• [Given records]
+--

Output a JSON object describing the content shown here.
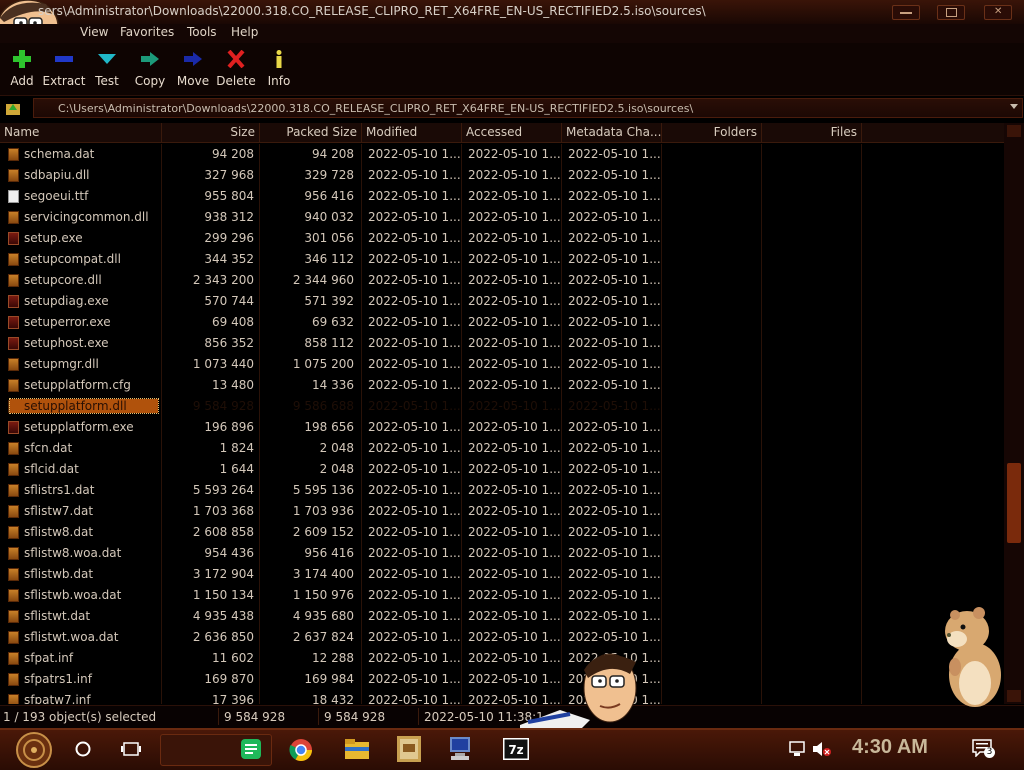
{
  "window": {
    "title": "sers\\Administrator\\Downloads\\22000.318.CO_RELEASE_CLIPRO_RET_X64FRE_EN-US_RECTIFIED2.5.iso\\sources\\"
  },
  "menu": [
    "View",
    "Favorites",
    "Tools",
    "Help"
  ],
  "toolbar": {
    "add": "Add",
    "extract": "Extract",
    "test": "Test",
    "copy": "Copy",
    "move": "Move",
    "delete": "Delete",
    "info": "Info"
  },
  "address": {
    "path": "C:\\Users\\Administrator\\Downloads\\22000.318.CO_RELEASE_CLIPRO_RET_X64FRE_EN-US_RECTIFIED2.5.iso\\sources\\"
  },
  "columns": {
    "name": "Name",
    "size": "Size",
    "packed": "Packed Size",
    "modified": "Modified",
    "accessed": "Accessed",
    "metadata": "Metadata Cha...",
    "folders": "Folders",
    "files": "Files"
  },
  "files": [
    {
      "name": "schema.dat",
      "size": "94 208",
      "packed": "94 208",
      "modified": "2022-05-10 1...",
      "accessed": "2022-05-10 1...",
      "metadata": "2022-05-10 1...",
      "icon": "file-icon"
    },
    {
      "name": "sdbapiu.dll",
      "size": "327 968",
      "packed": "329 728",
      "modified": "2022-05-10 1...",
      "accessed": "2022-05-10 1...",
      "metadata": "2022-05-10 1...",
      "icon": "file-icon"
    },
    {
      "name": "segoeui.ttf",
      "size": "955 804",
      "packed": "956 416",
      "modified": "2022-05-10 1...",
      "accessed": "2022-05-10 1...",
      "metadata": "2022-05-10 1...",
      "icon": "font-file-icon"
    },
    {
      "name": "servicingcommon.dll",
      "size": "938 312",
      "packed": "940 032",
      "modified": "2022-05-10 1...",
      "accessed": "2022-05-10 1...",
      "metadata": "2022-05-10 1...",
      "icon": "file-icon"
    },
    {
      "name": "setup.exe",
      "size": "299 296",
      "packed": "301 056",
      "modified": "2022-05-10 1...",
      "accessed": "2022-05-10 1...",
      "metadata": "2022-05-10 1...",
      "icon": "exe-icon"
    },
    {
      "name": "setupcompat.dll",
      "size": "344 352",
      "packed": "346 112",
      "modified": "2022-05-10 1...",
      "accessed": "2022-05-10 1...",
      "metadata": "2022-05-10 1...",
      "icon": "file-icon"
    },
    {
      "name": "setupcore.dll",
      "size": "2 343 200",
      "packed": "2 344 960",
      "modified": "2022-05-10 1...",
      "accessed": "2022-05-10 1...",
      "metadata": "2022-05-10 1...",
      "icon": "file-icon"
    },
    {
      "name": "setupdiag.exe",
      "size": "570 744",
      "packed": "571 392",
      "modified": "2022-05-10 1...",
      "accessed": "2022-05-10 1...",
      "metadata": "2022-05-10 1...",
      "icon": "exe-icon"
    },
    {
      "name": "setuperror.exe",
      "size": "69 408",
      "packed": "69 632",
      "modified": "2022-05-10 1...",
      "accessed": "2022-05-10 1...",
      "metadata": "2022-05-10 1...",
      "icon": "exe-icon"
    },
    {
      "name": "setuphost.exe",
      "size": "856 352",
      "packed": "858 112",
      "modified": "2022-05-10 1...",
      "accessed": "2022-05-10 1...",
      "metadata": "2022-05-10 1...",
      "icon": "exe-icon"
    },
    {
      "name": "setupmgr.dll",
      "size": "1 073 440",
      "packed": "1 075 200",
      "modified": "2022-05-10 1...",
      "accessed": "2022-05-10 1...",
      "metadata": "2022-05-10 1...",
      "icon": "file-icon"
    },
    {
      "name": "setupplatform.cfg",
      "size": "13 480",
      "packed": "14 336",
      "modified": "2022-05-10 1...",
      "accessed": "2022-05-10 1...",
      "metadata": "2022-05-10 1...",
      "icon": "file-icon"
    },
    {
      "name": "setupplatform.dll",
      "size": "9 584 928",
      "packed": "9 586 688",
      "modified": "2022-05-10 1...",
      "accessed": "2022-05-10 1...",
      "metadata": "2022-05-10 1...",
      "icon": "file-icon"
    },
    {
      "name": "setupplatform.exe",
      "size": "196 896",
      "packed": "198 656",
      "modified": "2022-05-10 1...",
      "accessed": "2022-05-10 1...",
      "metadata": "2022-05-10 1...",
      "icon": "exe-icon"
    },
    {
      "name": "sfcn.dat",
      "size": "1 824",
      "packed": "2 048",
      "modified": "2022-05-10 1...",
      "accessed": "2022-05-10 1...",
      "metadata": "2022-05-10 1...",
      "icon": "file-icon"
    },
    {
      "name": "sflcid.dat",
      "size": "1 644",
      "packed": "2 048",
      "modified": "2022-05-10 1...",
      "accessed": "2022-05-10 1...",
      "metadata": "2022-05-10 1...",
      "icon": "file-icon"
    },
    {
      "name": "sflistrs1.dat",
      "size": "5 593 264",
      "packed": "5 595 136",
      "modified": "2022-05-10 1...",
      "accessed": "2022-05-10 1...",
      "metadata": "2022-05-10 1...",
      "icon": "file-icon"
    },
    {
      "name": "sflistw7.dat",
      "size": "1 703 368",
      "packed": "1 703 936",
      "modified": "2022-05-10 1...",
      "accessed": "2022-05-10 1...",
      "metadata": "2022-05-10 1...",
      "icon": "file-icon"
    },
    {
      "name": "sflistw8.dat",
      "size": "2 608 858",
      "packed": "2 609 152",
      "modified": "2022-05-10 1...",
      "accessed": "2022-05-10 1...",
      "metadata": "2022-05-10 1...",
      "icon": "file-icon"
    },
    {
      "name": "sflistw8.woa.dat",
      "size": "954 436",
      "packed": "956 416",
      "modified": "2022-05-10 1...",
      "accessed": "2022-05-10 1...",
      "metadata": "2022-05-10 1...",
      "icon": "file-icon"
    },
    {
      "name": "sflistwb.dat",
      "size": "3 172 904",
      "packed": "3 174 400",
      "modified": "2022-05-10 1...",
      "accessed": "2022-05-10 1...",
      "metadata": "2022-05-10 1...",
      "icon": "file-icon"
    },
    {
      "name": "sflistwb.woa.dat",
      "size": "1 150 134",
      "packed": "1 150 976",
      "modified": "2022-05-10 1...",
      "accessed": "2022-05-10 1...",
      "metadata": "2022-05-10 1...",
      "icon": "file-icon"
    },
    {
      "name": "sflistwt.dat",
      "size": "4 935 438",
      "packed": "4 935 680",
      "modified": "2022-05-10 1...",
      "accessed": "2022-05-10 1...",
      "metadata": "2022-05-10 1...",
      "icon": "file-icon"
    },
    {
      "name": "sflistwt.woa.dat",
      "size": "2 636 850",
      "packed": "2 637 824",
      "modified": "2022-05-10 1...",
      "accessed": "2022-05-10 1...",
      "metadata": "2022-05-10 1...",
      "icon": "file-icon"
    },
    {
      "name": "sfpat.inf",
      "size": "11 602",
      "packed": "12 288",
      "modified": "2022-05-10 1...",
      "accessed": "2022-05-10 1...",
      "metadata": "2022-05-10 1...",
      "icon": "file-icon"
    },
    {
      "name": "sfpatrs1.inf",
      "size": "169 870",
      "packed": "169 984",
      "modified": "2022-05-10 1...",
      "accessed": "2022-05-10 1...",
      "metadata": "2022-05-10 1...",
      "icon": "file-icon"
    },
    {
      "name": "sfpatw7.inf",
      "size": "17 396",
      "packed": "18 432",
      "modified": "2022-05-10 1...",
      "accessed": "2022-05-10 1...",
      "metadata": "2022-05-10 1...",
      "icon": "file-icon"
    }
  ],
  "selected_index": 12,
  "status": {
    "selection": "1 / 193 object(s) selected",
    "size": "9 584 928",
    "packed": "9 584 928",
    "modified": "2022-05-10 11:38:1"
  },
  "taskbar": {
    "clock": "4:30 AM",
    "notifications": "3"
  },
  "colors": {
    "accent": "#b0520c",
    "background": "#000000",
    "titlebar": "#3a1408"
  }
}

+--

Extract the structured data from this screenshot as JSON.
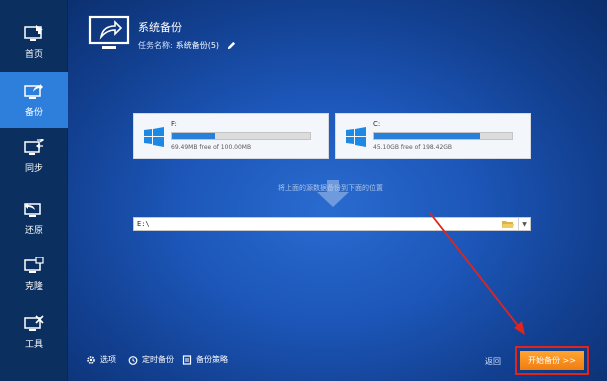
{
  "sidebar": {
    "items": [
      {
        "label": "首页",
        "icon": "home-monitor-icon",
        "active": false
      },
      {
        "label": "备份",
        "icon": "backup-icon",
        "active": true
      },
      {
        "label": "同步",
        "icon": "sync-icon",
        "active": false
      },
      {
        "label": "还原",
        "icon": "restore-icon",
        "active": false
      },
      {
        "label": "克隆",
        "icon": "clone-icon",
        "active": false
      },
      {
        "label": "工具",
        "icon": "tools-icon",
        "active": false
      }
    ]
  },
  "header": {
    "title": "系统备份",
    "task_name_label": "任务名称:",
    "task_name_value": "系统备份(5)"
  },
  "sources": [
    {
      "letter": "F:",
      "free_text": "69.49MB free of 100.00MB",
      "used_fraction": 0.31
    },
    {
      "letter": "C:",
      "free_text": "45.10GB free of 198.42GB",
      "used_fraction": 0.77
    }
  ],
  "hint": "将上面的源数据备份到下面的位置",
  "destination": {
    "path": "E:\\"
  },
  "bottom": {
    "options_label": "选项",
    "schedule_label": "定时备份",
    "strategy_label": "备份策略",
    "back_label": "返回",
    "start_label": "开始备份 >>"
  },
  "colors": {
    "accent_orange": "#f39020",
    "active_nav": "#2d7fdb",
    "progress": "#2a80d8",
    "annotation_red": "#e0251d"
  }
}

+--

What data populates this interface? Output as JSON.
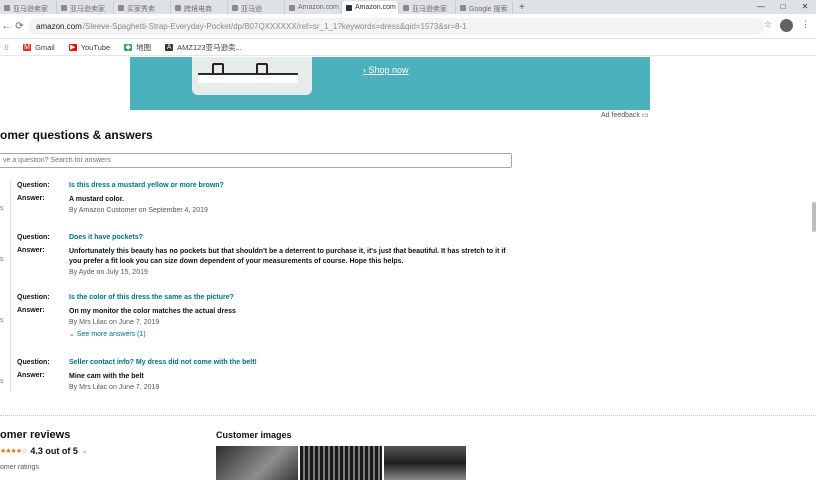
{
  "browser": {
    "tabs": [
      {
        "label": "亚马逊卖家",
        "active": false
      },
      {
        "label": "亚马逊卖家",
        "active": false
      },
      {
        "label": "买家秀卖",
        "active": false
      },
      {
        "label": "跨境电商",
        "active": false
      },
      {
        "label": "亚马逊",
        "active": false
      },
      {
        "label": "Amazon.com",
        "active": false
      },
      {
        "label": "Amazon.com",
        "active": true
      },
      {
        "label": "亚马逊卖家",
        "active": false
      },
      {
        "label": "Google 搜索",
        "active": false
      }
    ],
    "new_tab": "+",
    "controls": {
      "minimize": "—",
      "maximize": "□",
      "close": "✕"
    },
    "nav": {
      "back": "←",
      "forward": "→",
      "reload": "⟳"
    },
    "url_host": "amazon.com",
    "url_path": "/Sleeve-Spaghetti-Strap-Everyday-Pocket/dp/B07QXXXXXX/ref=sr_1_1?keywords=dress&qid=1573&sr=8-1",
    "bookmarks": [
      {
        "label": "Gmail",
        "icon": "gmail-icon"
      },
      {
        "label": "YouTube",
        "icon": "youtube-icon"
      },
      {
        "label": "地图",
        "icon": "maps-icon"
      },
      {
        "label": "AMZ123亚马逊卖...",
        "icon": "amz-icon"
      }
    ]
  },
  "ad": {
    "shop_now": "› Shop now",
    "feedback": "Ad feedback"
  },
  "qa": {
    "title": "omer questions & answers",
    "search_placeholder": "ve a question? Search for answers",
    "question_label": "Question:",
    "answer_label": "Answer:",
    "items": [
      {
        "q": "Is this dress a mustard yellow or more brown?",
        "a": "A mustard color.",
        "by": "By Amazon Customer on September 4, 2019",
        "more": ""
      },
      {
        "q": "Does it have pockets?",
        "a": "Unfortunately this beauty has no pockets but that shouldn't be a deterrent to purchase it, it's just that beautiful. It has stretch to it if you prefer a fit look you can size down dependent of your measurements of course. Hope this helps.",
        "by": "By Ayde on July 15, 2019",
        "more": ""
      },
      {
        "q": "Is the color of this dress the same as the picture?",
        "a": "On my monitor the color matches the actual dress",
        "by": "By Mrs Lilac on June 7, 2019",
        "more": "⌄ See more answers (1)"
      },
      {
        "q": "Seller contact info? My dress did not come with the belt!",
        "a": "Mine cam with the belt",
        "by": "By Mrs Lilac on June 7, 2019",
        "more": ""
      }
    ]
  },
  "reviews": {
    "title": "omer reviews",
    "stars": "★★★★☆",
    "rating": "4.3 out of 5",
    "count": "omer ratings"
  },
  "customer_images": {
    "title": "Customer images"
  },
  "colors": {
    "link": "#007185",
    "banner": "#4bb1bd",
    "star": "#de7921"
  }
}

+--

• [Task to complete] In the listing above, find each line with the word "JSON" and copy it.

• [Expected answer]
Output a JSON object describing the content shown here.
Extract the structured data from this screenshot as JSON.
What data populates this interface? Output as JSON.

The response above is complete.